◆ Data provided:
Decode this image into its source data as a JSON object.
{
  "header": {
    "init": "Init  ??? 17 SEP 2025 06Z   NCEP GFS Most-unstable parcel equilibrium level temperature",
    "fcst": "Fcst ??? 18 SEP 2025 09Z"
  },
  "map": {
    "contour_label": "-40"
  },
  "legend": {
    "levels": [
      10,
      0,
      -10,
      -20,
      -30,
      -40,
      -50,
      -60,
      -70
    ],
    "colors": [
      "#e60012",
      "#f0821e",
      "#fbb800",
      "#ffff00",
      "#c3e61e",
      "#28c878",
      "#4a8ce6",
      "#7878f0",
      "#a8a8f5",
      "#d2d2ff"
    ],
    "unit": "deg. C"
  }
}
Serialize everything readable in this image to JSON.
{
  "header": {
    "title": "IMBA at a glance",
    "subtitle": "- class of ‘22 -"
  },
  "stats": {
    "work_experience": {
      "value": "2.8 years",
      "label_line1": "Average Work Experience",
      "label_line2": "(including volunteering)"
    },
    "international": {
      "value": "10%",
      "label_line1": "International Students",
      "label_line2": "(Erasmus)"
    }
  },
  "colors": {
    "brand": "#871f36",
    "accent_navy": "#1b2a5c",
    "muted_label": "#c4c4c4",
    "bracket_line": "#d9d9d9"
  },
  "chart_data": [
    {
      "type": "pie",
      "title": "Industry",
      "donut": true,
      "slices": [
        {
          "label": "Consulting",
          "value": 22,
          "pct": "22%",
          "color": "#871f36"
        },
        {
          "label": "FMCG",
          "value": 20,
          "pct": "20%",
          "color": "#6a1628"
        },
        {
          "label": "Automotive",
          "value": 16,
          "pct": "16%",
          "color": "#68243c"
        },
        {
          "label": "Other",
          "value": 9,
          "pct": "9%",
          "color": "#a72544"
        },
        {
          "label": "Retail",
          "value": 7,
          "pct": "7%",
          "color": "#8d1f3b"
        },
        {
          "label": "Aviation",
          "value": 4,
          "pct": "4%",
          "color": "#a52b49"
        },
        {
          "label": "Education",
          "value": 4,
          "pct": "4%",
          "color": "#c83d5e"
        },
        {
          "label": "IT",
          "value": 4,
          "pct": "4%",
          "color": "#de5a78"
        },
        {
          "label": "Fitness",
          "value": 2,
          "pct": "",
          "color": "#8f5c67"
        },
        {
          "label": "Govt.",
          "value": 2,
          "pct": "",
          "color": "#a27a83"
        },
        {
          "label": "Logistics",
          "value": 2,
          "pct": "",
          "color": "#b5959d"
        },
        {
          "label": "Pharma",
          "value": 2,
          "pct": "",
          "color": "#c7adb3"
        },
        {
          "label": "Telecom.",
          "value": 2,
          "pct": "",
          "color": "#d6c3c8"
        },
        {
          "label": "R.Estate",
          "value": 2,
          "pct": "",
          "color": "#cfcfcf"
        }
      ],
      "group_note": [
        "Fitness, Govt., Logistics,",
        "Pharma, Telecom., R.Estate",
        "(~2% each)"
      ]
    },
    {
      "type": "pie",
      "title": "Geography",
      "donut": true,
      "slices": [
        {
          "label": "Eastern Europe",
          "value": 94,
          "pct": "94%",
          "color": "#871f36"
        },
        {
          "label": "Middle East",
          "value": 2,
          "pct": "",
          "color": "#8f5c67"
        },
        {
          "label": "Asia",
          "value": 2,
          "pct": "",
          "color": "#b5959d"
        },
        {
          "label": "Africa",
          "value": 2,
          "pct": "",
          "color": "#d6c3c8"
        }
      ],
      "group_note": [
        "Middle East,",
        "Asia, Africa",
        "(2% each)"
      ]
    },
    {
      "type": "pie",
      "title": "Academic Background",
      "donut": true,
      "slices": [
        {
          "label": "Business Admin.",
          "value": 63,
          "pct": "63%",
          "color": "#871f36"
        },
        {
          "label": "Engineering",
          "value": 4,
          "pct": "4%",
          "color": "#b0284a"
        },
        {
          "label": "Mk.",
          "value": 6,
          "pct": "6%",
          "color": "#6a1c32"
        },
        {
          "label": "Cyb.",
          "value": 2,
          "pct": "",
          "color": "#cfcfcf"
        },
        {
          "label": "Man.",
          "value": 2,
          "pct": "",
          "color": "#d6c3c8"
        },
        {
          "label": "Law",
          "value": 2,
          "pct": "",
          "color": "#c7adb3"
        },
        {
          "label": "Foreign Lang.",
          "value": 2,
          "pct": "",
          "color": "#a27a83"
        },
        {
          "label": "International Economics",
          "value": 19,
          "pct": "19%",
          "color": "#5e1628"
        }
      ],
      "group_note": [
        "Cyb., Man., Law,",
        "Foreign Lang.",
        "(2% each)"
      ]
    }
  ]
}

◆ Request: How many lines in the data contain the string "Pharma"? Respond with the number only.

◆ Exercise response: 2